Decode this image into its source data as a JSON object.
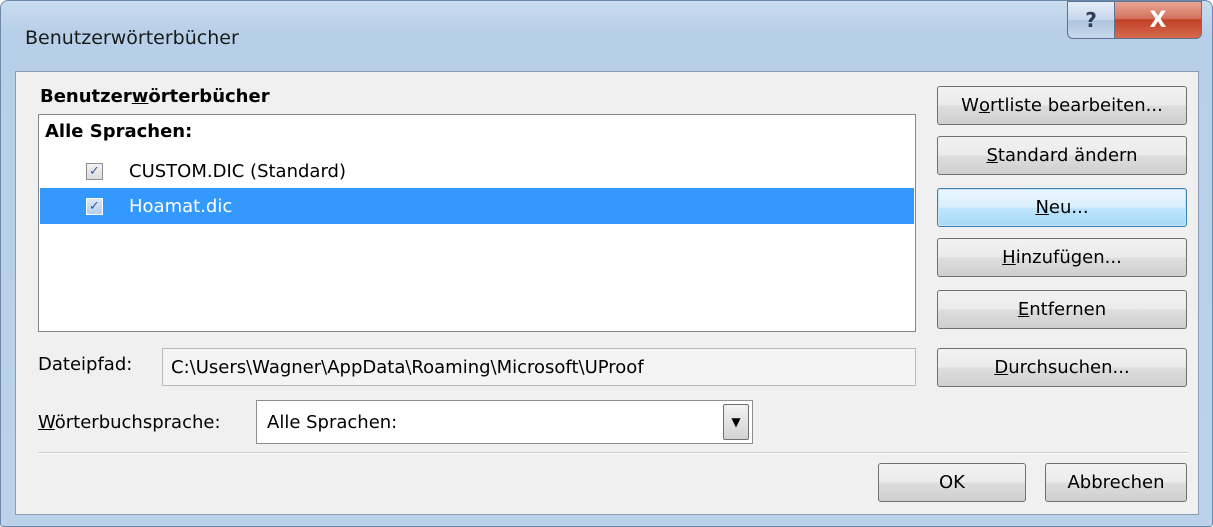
{
  "window": {
    "title": "Benutzerwörterbücher",
    "help_glyph": "?",
    "close_glyph": "X"
  },
  "dictionaries": {
    "group_label": {
      "pre": "Benutzer",
      "ul": "w",
      "post": "örterbücher"
    },
    "list_header": "Alle Sprachen:",
    "items": [
      {
        "label": "CUSTOM.DIC (Standard)",
        "checked": true,
        "selected": false
      },
      {
        "label": "Hoamat.dic",
        "checked": true,
        "selected": true
      }
    ]
  },
  "buttons": {
    "edit_wordlist": {
      "pre": "W",
      "ul": "o",
      "post": "rtliste bearbeiten..."
    },
    "change_default": {
      "pre": "",
      "ul": "S",
      "post": "tandard ändern"
    },
    "new": {
      "pre": "",
      "ul": "N",
      "post": "eu..."
    },
    "add": {
      "pre": "",
      "ul": "H",
      "post": "inzufügen..."
    },
    "remove": {
      "pre": "",
      "ul": "E",
      "post": "ntfernen"
    },
    "browse": {
      "pre": "",
      "ul": "D",
      "post": "urchsuchen..."
    },
    "ok": "OK",
    "cancel": "Abbrechen"
  },
  "file_path": {
    "label": "Dateipfad:",
    "value": "C:\\Users\\Wagner\\AppData\\Roaming\\Microsoft\\UProof"
  },
  "language": {
    "label": {
      "pre": "",
      "ul": "W",
      "post": "örterbuchsprache:"
    },
    "selected": "Alle Sprachen:"
  },
  "colors": {
    "selection": "#3399ff",
    "dialog_bg": "#f0f0f0",
    "titlebar": "#bcd2ea",
    "close_button": "#c24128"
  }
}
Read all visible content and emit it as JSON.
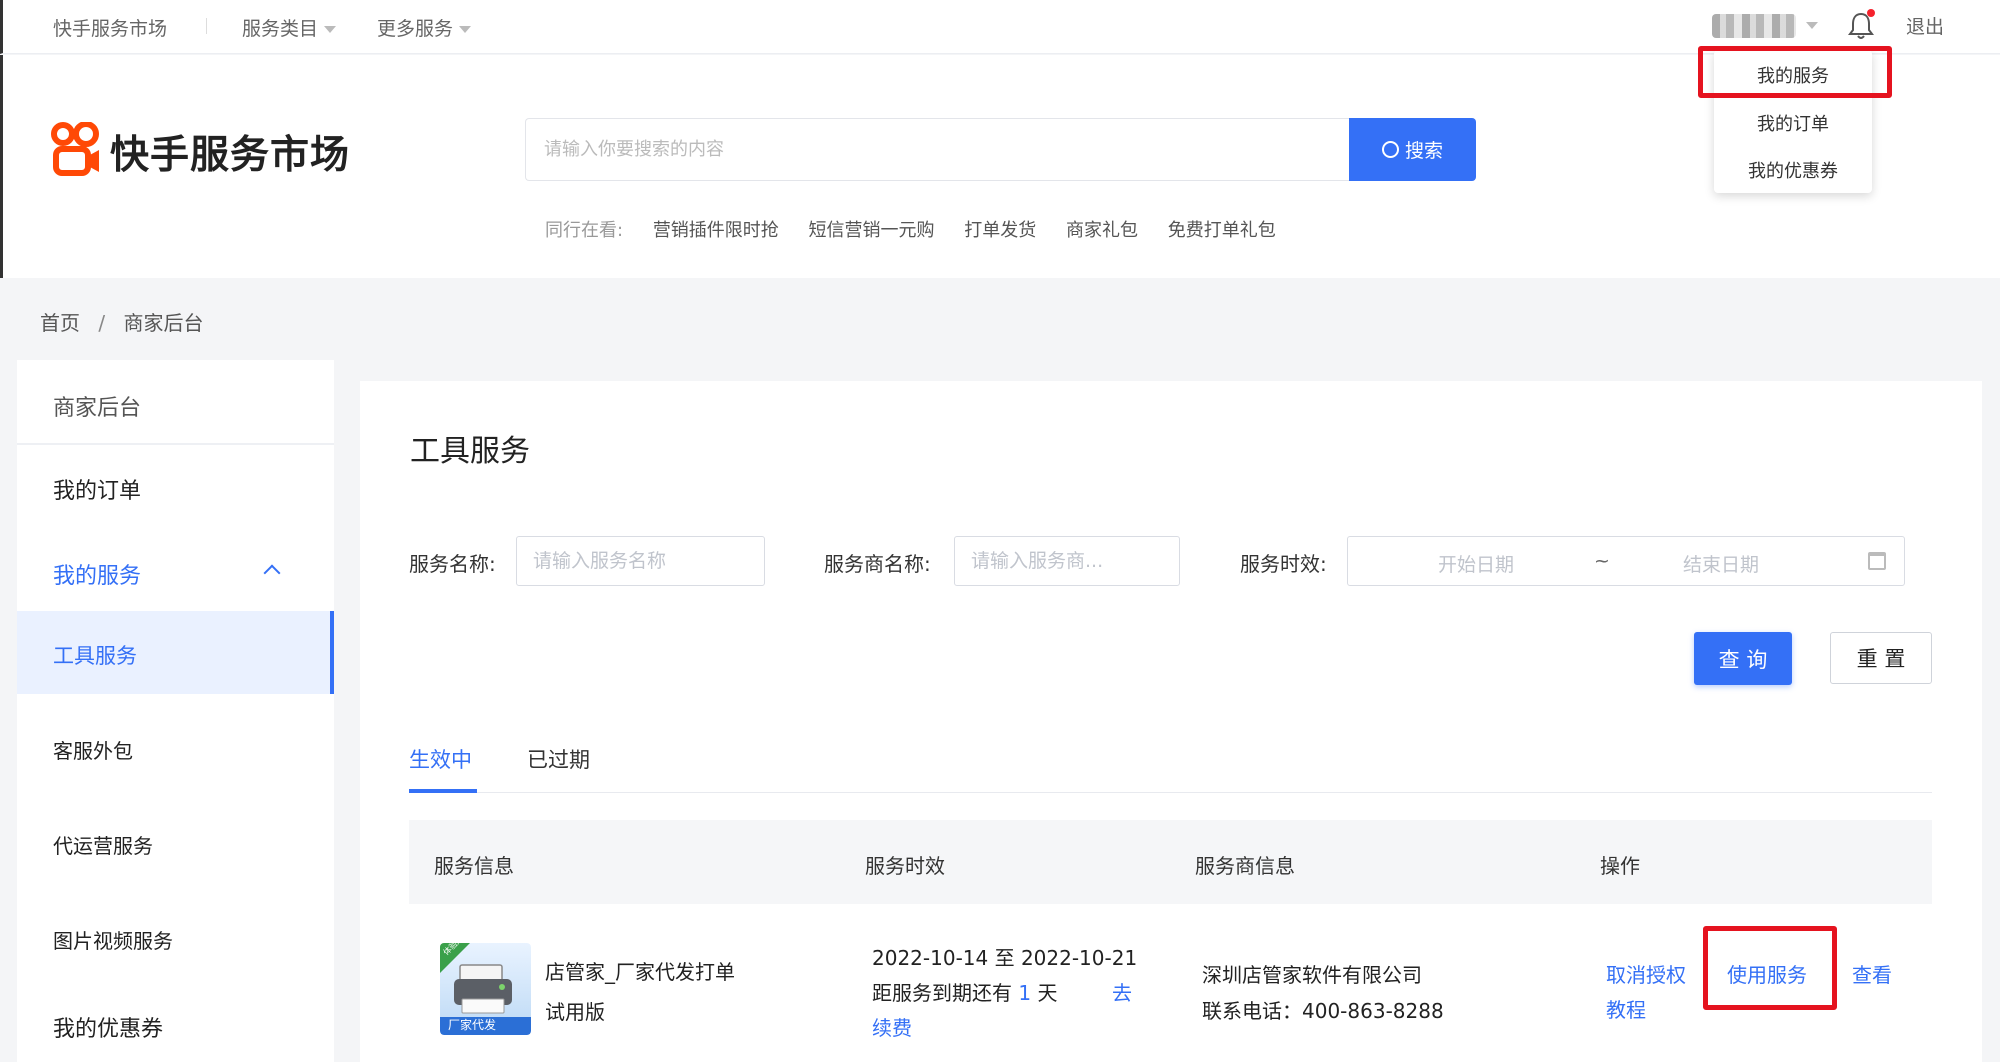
{
  "topbar": {
    "market": "快手服务市场",
    "categories": "服务类目",
    "more": "更多服务",
    "logout": "退出"
  },
  "dropdown": {
    "items": [
      "我的服务",
      "我的订单",
      "我的优惠券"
    ]
  },
  "header": {
    "logo_text": "快手服务市场",
    "search_placeholder": "请输入你要搜索的内容",
    "search_button": "搜索",
    "hot_prefix": "同行在看:",
    "hot_tags": [
      "营销插件限时抢",
      "短信营销一元购",
      "打单发货",
      "商家礼包",
      "免费打单礼包"
    ]
  },
  "breadcrumb": {
    "home": "首页",
    "sep": "/",
    "current": "商家后台"
  },
  "sidebar": {
    "items": [
      "商家后台",
      "我的订单",
      "我的服务",
      "工具服务",
      "客服外包",
      "代运营服务",
      "图片视频服务",
      "我的优惠券"
    ]
  },
  "main": {
    "title": "工具服务",
    "filters": {
      "name_label": "服务名称:",
      "name_placeholder": "请输入服务名称",
      "vendor_label": "服务商名称:",
      "vendor_placeholder": "请输入服务商...",
      "period_label": "服务时效:",
      "start_placeholder": "开始日期",
      "range_sep": "~",
      "end_placeholder": "结束日期"
    },
    "query_button": "查 询",
    "reset_button": "重 置",
    "tabs": [
      "生效中",
      "已过期"
    ],
    "columns": [
      "服务信息",
      "服务时效",
      "服务商信息",
      "操作"
    ],
    "row": {
      "product_name": "店管家_厂家代发打单",
      "product_edition": "试用版",
      "image_badge": "厂家代发",
      "image_corner": "体验版",
      "date_range": "2022-10-14 至 2022-10-21",
      "expire_prefix": "距服务到期还有",
      "expire_days": "1",
      "expire_unit": "天",
      "renew_part1": "去",
      "renew_part2": "续费",
      "vendor_name": "深圳店管家软件有限公司",
      "vendor_phone": "联系电话：400-863-8288",
      "action_cancel_1": "取消授权",
      "action_cancel_2": "教程",
      "action_use": "使用服务",
      "action_view": "查看"
    }
  },
  "colors": {
    "primary": "#3470f6",
    "highlight_red": "#e5131f",
    "brand_orange": "#ff4906"
  }
}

==*==

*INSTRUCTIONS FOR THE TASK*. Filter the listing for the word "Alle" and copy every line that holds it.

*RESPONSE*.
    "list_header": "Alle Sprachen:",
    "selected": "Alle Sprachen:"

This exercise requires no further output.